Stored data
-------------------------

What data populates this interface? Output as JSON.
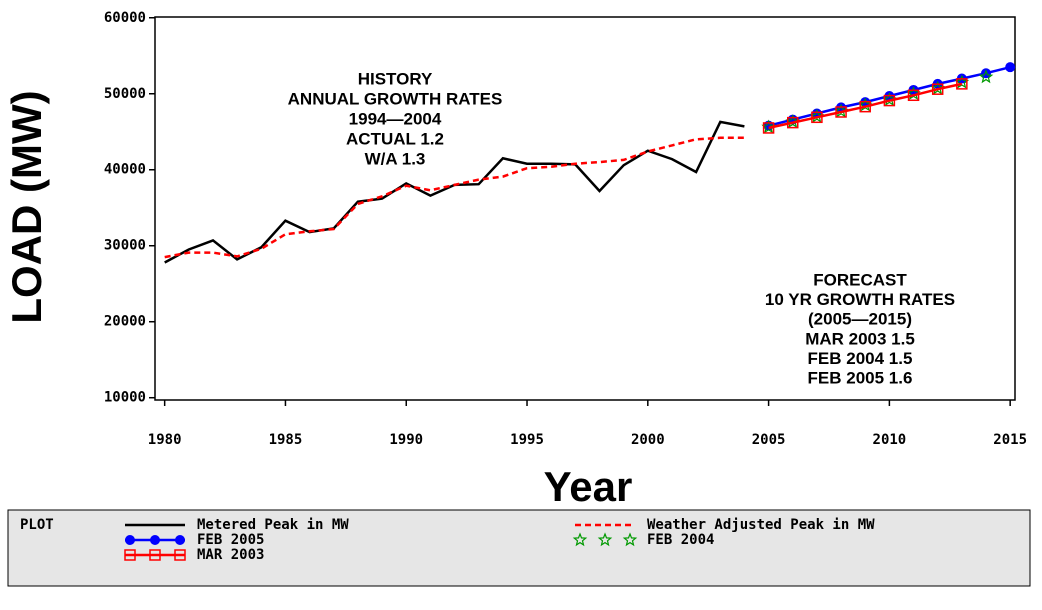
{
  "chart_data": {
    "type": "line",
    "x_label": "Year",
    "y_label": "LOAD (MW)",
    "xlim": [
      1979.6,
      2015.2
    ],
    "xticks": [
      1980,
      1985,
      1990,
      1995,
      2000,
      2005,
      2010,
      2015
    ],
    "ylim": [
      9700,
      60100
    ],
    "yticks": [
      10000,
      20000,
      30000,
      40000,
      50000,
      60000
    ],
    "grid": false,
    "legend_title": "PLOT",
    "legend_position": "bottom",
    "annotations": [
      {
        "lines": [
          "HISTORY",
          "ANNUAL GROWTH RATES",
          "1994—2004",
          "ACTUAL   1.2",
          "W/A        1.3"
        ]
      },
      {
        "lines": [
          "FORECAST",
          "10 YR GROWTH RATES",
          "(2005—2015)",
          "MAR 2003   1.5",
          "FEB 2004    1.5",
          "FEB 2005    1.6"
        ]
      }
    ],
    "series": [
      {
        "name": "Metered Peak in MW",
        "color": "#000000",
        "style": "solid",
        "marker": null,
        "x": [
          1980,
          1981,
          1982,
          1983,
          1984,
          1985,
          1986,
          1987,
          1988,
          1989,
          1990,
          1991,
          1992,
          1993,
          1994,
          1995,
          1996,
          1997,
          1998,
          1999,
          2000,
          2001,
          2002,
          2003,
          2004
        ],
        "values": [
          27800,
          29500,
          30700,
          28200,
          29800,
          33300,
          31800,
          32300,
          35800,
          36200,
          38200,
          36600,
          38000,
          38100,
          41500,
          40800,
          40800,
          40700,
          37200,
          40600,
          42500,
          41400,
          39700,
          46300,
          45700
        ]
      },
      {
        "name": "Weather Adjusted Peak in MW",
        "color": "#ff0000",
        "style": "dashed",
        "marker": null,
        "x": [
          1980,
          1981,
          1982,
          1983,
          1984,
          1985,
          1986,
          1987,
          1988,
          1989,
          1990,
          1991,
          1992,
          1993,
          1994,
          1995,
          1996,
          1997,
          1998,
          1999,
          2000,
          2001,
          2002,
          2003,
          2004
        ],
        "values": [
          28500,
          29100,
          29100,
          28600,
          29600,
          31500,
          31900,
          32200,
          35500,
          36500,
          37900,
          37300,
          38000,
          38700,
          39100,
          40200,
          40400,
          40800,
          41000,
          41300,
          42400,
          43200,
          44000,
          44200,
          44200
        ]
      },
      {
        "name": "FEB 2005",
        "color": "#0000ff",
        "style": "solid",
        "marker": "circle",
        "x": [
          2005,
          2006,
          2007,
          2008,
          2009,
          2010,
          2011,
          2012,
          2013,
          2014,
          2015
        ],
        "values": [
          45800,
          46600,
          47400,
          48200,
          48900,
          49700,
          50500,
          51300,
          52000,
          52700,
          53500
        ]
      },
      {
        "name": "FEB 2004",
        "color": "#009900",
        "style": "none",
        "marker": "star",
        "x": [
          2005,
          2006,
          2007,
          2008,
          2009,
          2010,
          2011,
          2012,
          2013,
          2014
        ],
        "values": [
          45600,
          46300,
          47000,
          47700,
          48500,
          49200,
          50000,
          50700,
          51500,
          52200
        ]
      },
      {
        "name": "MAR 2003",
        "color": "#ff0000",
        "style": "solid",
        "marker": "square",
        "x": [
          2005,
          2006,
          2007,
          2008,
          2009,
          2010,
          2011,
          2012,
          2013
        ],
        "values": [
          45500,
          46200,
          46900,
          47600,
          48300,
          49100,
          49800,
          50600,
          51300
        ]
      }
    ]
  }
}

-------------------------

Pick out all lines from the data above in which the word "GROWTH" appears.

          "ANNUAL GROWTH RATES",
          "10 YR GROWTH RATES",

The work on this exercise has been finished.